### Given information
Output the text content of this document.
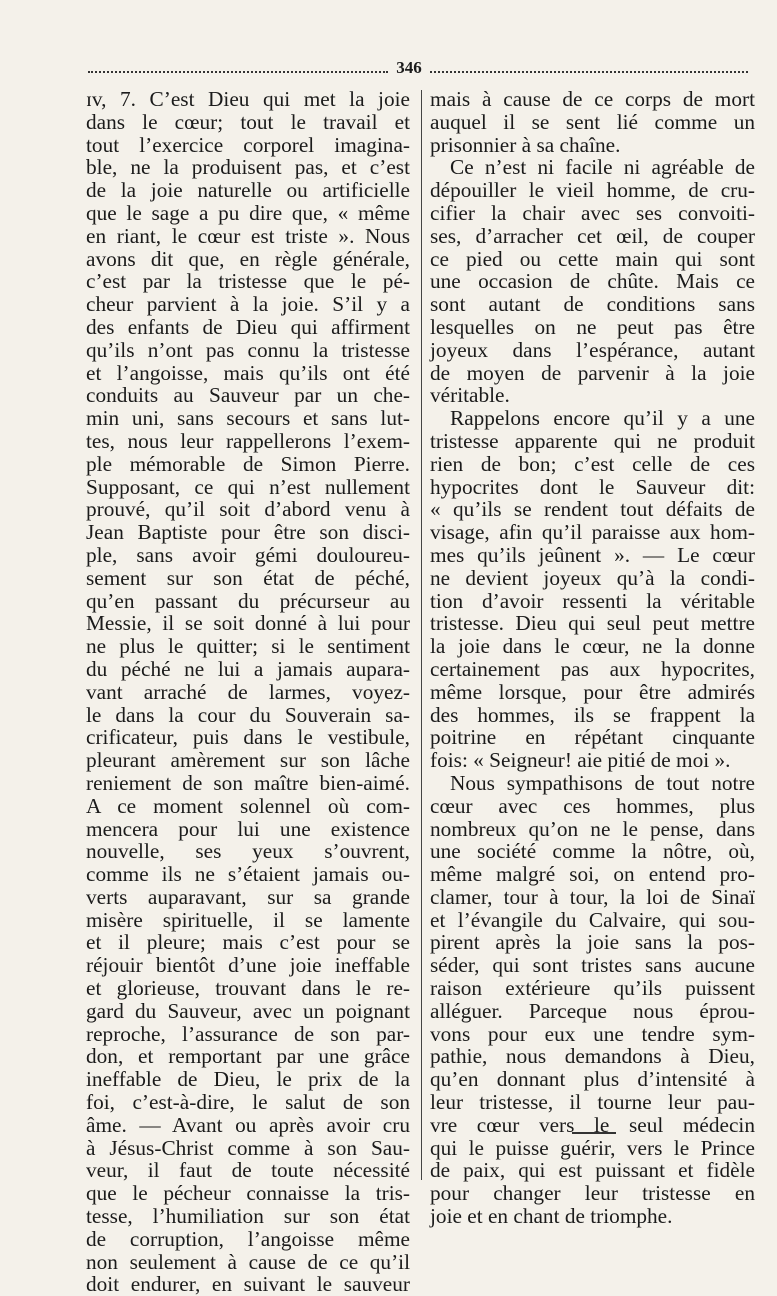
346
ɪv, 7. C’est Dieu qui met la joie
dans le cœur; tout le travail et
tout l’exercice corporel imagina-
ble, ne la produisent pas, et c’est
de la joie naturelle ou artificielle
que le sage a pu dire que, « même
en riant, le cœur est triste ». Nous
avons dit que, en règle générale,
c’est par la tristesse que le pé-
cheur parvient à la joie. S’il y a
des enfants de Dieu qui affirment
qu’ils n’ont pas connu la tristesse
et l’angoisse, mais qu’ils ont été
conduits au Sauveur par un che-
min uni, sans secours et sans lut-
tes, nous leur rappellerons l’exem-
ple mémorable de Simon Pierre.
Supposant, ce qui n’est nullement
prouvé, qu’il soit d’abord venu à
Jean Baptiste pour être son disci-
ple, sans avoir gémi douloureu-
sement sur son état de péché,
qu’en passant du précurseur au
Messie, il se soit donné à lui pour
ne plus le quitter; si le sentiment
du péché ne lui a jamais aupara-
vant arraché de larmes, voyez-
le dans la cour du Souverain sa-
crificateur, puis dans le vestibule,
pleurant amèrement sur son lâche
reniement de son maître bien-aimé.
A ce moment solennel où com-
mencera pour lui une existence
nouvelle, ses yeux s’ouvrent,
comme ils ne s’étaient jamais ou-
verts auparavant, sur sa grande
misère spirituelle, il se lamente
et il pleure; mais c’est pour se
réjouir bientôt d’une joie ineffable
et glorieuse, trouvant dans le re-
gard du Sauveur, avec un poignant
reproche, l’assurance de son par-
don, et remportant par une grâce
ineffable de Dieu, le prix de la
foi, c’est-à-dire, le salut de son
âme. — Avant ou après avoir cru
à Jésus-Christ comme à son Sau-
veur, il faut de toute nécessité
que le pécheur connaisse la tris-
tesse, l’humiliation sur son état
de corruption, l’angoisse même
non seulement à cause de ce qu’il
doit endurer, en suivant le sauveur
mais à cause de ce corps de mort
auquel il se sent lié comme un
prisonnier à sa chaîne.
Ce n’est ni facile ni agréable de
dépouiller le vieil homme, de cru-
cifier la chair avec ses convoiti-
ses, d’arracher cet œil, de couper
ce pied ou cette main qui sont
une occasion de chûte. Mais ce
sont autant de conditions sans
lesquelles on ne peut pas être
joyeux dans l’espérance, autant
de moyen de parvenir à la joie
véritable.
Rappelons encore qu’il y a une
tristesse apparente qui ne produit
rien de bon; c’est celle de ces
hypocrites dont le Sauveur dit:
« qu’ils se rendent tout défaits de
visage, afin qu’il paraisse aux hom-
mes qu’ils jeûnent ». — Le cœur
ne devient joyeux qu’à la condi-
tion d’avoir ressenti la véritable
tristesse. Dieu qui seul peut mettre
la joie dans le cœur, ne la donne
certainement pas aux hypocrites,
même lorsque, pour être admirés
des hommes, ils se frappent la
poitrine en répétant cinquante
fois: « Seigneur! aie pitié de moi ».
Nous sympathisons de tout notre
cœur avec ces hommes, plus
nombreux qu’on ne le pense, dans
une société comme la nôtre, où,
même malgré soi, on entend pro-
clamer, tour à tour, la loi de Sinaï
et l’évangile du Calvaire, qui sou-
pirent après la joie sans la pos-
séder, qui sont tristes sans aucune
raison extérieure qu’ils puissent
alléguer. Parceque nous éprou-
vons pour eux une tendre sym-
pathie, nous demandons à Dieu,
qu’en donnant plus d’intensité à
leur tristesse, il tourne leur pau-
vre cœur vers le seul médecin
qui le puisse guérir, vers le Prince
de paix, qui est puissant et fidèle
pour changer leur tristesse en
joie et en chant de triomphe.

### Exercise
Write down every line of the data above that includes the string "soit".

### Output of the exercise
prouvé, qu’il soit d’abord venu à
Messie, il se soit donné à lui pour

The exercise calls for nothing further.